# [REQUIRED WORK]
Restate the records below word for word, and omit the images they hold.

# [LISTED RECORDS]

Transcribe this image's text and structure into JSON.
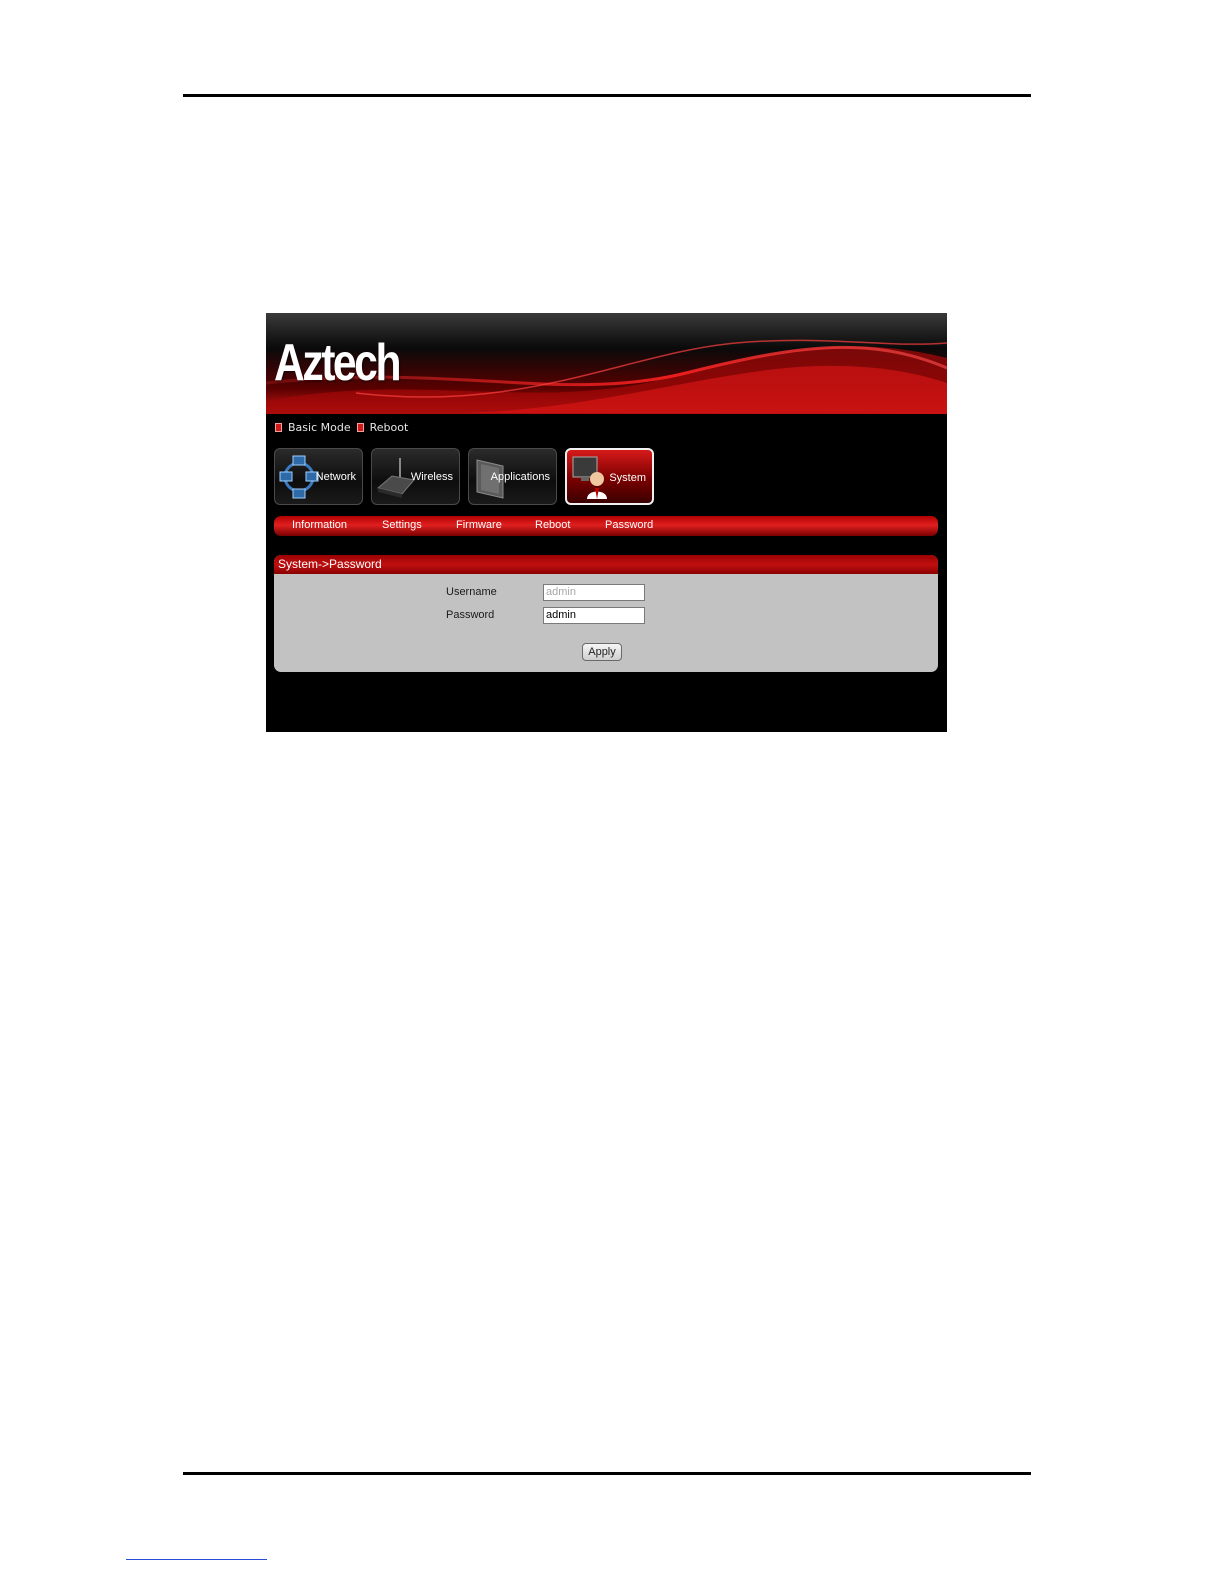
{
  "brand": {
    "logo_text": "Aztech"
  },
  "top_links": [
    {
      "label": "Basic Mode"
    },
    {
      "label": "Reboot"
    }
  ],
  "nav_buttons": [
    {
      "label": "Network",
      "icon": "network-icon",
      "active": false
    },
    {
      "label": "Wireless",
      "icon": "router-icon",
      "active": false
    },
    {
      "label": "Applications",
      "icon": "applications-icon",
      "active": false
    },
    {
      "label": "System",
      "icon": "system-user-icon",
      "active": true
    }
  ],
  "sub_nav": [
    {
      "label": "Information"
    },
    {
      "label": "Settings"
    },
    {
      "label": "Firmware"
    },
    {
      "label": "Reboot"
    },
    {
      "label": "Password"
    }
  ],
  "panel": {
    "title": "System->Password",
    "fields": [
      {
        "label": "Username",
        "value": "admin",
        "disabled": true
      },
      {
        "label": "Password",
        "value": "admin",
        "disabled": false
      }
    ],
    "apply_label": "Apply"
  },
  "colors": {
    "accent_red": "#c01010",
    "background": "#000000",
    "panel_gray": "#c2c2c2"
  }
}
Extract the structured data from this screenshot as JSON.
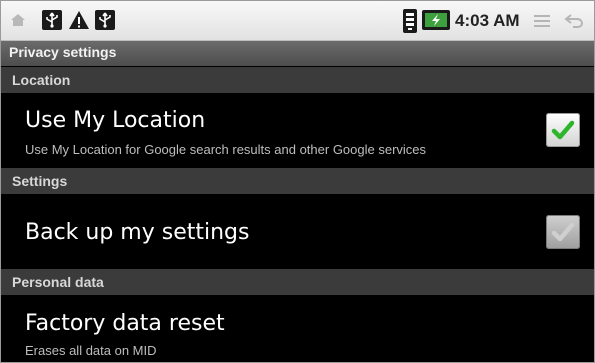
{
  "status_bar": {
    "time": "4:03 AM",
    "icons": [
      "home-icon",
      "usb-icon",
      "warning-icon",
      "usb-icon",
      "wifi-icon",
      "battery-charging-icon",
      "menu-icon",
      "back-icon"
    ]
  },
  "title_bar": {
    "title": "Privacy settings"
  },
  "sections": [
    {
      "header": "Location",
      "items": [
        {
          "title": "Use My Location",
          "summary": "Use My Location for Google search results and other Google services",
          "checked": true,
          "enabled": true
        }
      ]
    },
    {
      "header": "Settings",
      "items": [
        {
          "title": "Back up my settings",
          "summary": "",
          "checked": true,
          "enabled": false
        }
      ]
    },
    {
      "header": "Personal data",
      "items": [
        {
          "title": "Factory data reset",
          "summary": "Erases all data on MID"
        }
      ]
    }
  ],
  "colors": {
    "check_green": "#2db52d",
    "check_disabled": "#cfcfcf",
    "section_header_bg": "#3b3b3b",
    "title_bar_bg": "#5a5a5a",
    "status_bar_bg": "#ececec"
  }
}
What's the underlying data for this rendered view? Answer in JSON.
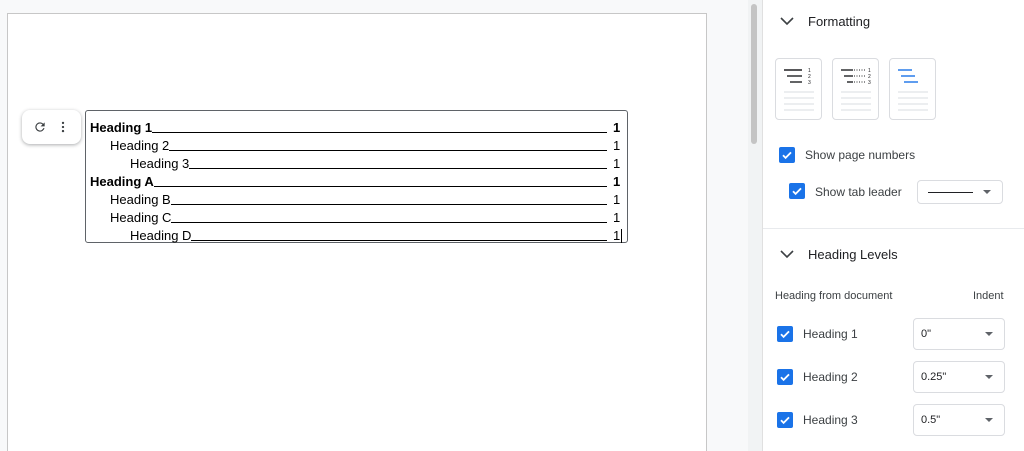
{
  "toc": {
    "entries": [
      {
        "text": "Heading 1",
        "page": "1",
        "level": 1,
        "bold": true
      },
      {
        "text": "Heading 2",
        "page": "1",
        "level": 2,
        "bold": false
      },
      {
        "text": "Heading 3",
        "page": "1",
        "level": 3,
        "bold": false
      },
      {
        "text": "Heading A",
        "page": "1",
        "level": 1,
        "bold": true
      },
      {
        "text": "Heading B",
        "page": "1",
        "level": 2,
        "bold": false
      },
      {
        "text": "Heading C",
        "page": "1",
        "level": 2,
        "bold": false
      },
      {
        "text": "Heading D",
        "page": "1",
        "level": 3,
        "bold": false
      }
    ],
    "toolbar_icons": [
      "refresh-icon",
      "more-vert-icon"
    ]
  },
  "panel": {
    "formatting": {
      "title": "Formatting",
      "styles": [
        "numbers-style",
        "dotted-style",
        "links-style"
      ],
      "show_page_numbers": {
        "label": "Show page numbers",
        "checked": true
      },
      "show_tab_leader": {
        "label": "Show tab leader",
        "checked": true
      }
    },
    "heading_levels": {
      "title": "Heading Levels",
      "col_source": "Heading from document",
      "col_indent": "Indent",
      "levels": [
        {
          "label": "Heading 1",
          "indent": "0\"",
          "checked": true
        },
        {
          "label": "Heading 2",
          "indent": "0.25\"",
          "checked": true
        },
        {
          "label": "Heading 3",
          "indent": "0.5\"",
          "checked": true
        }
      ]
    }
  },
  "colors": {
    "accent": "#1a73e8",
    "link": "#1a73e8"
  }
}
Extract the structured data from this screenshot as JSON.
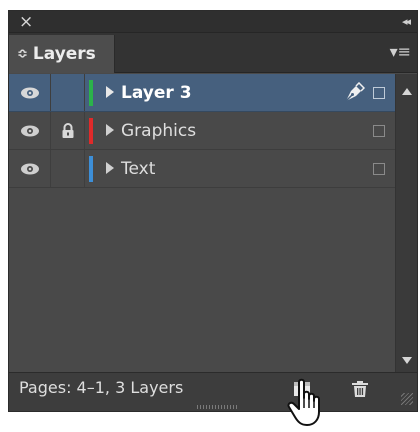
{
  "window": {
    "close_glyph": "×",
    "collapse_glyph": "◂◂"
  },
  "tab": {
    "updown_glyph": "≎",
    "label": "Layers",
    "menu_glyph": "▾≡"
  },
  "layers": [
    {
      "name": "Layer 3",
      "color": "#2bb34a",
      "visible": true,
      "locked": false,
      "selected": true,
      "targeted": true
    },
    {
      "name": "Graphics",
      "color": "#e02a2a",
      "visible": true,
      "locked": true,
      "selected": false,
      "targeted": false
    },
    {
      "name": "Text",
      "color": "#3d8fd8",
      "visible": true,
      "locked": false,
      "selected": false,
      "targeted": false
    }
  ],
  "footer": {
    "status": "Pages: 4–1, 3 Layers"
  },
  "colors": {
    "panel_bg": "#4a4a4a",
    "selection": "#46607e",
    "header": "#333333"
  }
}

# [RESULT]
Transcribe this image's text and structure into JSON.
{
  "brand": {
    "logo_text": "Aztech"
  },
  "top_links": [
    {
      "label": "Basic Mode"
    },
    {
      "label": "Reboot"
    }
  ],
  "nav_buttons": [
    {
      "label": "Network",
      "icon": "network-icon",
      "active": false
    },
    {
      "label": "Wireless",
      "icon": "router-icon",
      "active": false
    },
    {
      "label": "Applications",
      "icon": "applications-icon",
      "active": false
    },
    {
      "label": "System",
      "icon": "system-user-icon",
      "active": true
    }
  ],
  "sub_nav": [
    {
      "label": "Information"
    },
    {
      "label": "Settings"
    },
    {
      "label": "Firmware"
    },
    {
      "label": "Reboot"
    },
    {
      "label": "Password"
    }
  ],
  "panel": {
    "title": "System->Password",
    "fields": [
      {
        "label": "Username",
        "value": "admin",
        "disabled": true
      },
      {
        "label": "Password",
        "value": "admin",
        "disabled": false
      }
    ],
    "apply_label": "Apply"
  },
  "colors": {
    "accent_red": "#c01010",
    "background": "#000000",
    "panel_gray": "#c2c2c2"
  }
}
Extract the structured data from this screenshot as JSON.
{
  "status_bar": {
    "time": "4:03 AM",
    "icons": [
      "home-icon",
      "usb-icon",
      "warning-icon",
      "usb-icon",
      "wifi-icon",
      "battery-charging-icon",
      "menu-icon",
      "back-icon"
    ]
  },
  "title_bar": {
    "title": "Privacy settings"
  },
  "sections": [
    {
      "header": "Location",
      "items": [
        {
          "title": "Use My Location",
          "summary": "Use My Location for Google search results and other Google services",
          "checked": true,
          "enabled": true
        }
      ]
    },
    {
      "header": "Settings",
      "items": [
        {
          "title": "Back up my settings",
          "summary": "",
          "checked": true,
          "enabled": false
        }
      ]
    },
    {
      "header": "Personal data",
      "items": [
        {
          "title": "Factory data reset",
          "summary": "Erases all data on MID"
        }
      ]
    }
  ],
  "colors": {
    "check_green": "#2db52d",
    "check_disabled": "#cfcfcf",
    "section_header_bg": "#3b3b3b",
    "title_bar_bg": "#5a5a5a",
    "status_bar_bg": "#ececec"
  }
}
What's the underlying data for this rendered view? Answer in JSON.
{
  "toc": {
    "entries": [
      {
        "text": "Heading 1",
        "page": "1",
        "level": 1,
        "bold": true
      },
      {
        "text": "Heading 2",
        "page": "1",
        "level": 2,
        "bold": false
      },
      {
        "text": "Heading 3",
        "page": "1",
        "level": 3,
        "bold": false
      },
      {
        "text": "Heading A",
        "page": "1",
        "level": 1,
        "bold": true
      },
      {
        "text": "Heading B",
        "page": "1",
        "level": 2,
        "bold": false
      },
      {
        "text": "Heading C",
        "page": "1",
        "level": 2,
        "bold": false
      },
      {
        "text": "Heading D",
        "page": "1",
        "level": 3,
        "bold": false
      }
    ],
    "toolbar_icons": [
      "refresh-icon",
      "more-vert-icon"
    ]
  },
  "panel": {
    "formatting": {
      "title": "Formatting",
      "styles": [
        "numbers-style",
        "dotted-style",
        "links-style"
      ],
      "show_page_numbers": {
        "label": "Show page numbers",
        "checked": true
      },
      "show_tab_leader": {
        "label": "Show tab leader",
        "checked": true
      }
    },
    "heading_levels": {
      "title": "Heading Levels",
      "col_source": "Heading from document",
      "col_indent": "Indent",
      "levels": [
        {
          "label": "Heading 1",
          "indent": "0\"",
          "checked": true
        },
        {
          "label": "Heading 2",
          "indent": "0.25\"",
          "checked": true
        },
        {
          "label": "Heading 3",
          "indent": "0.5\"",
          "checked": true
        }
      ]
    }
  },
  "colors": {
    "accent": "#1a73e8",
    "link": "#1a73e8"
  }
}
Extract the structured data from this screenshot as JSON.
{
  "window": {
    "close_glyph": "×",
    "collapse_glyph": "◂◂"
  },
  "tab": {
    "updown_glyph": "≎",
    "label": "Layers",
    "menu_glyph": "▾≡"
  },
  "layers": [
    {
      "name": "Layer 3",
      "color": "#2bb34a",
      "visible": true,
      "locked": false,
      "selected": true,
      "targeted": true
    },
    {
      "name": "Graphics",
      "color": "#e02a2a",
      "visible": true,
      "locked": true,
      "selected": false,
      "targeted": false
    },
    {
      "name": "Text",
      "color": "#3d8fd8",
      "visible": true,
      "locked": false,
      "selected": false,
      "targeted": false
    }
  ],
  "footer": {
    "status": "Pages: 4–1, 3 Layers"
  },
  "colors": {
    "panel_bg": "#4a4a4a",
    "selection": "#46607e",
    "header": "#333333"
  }
}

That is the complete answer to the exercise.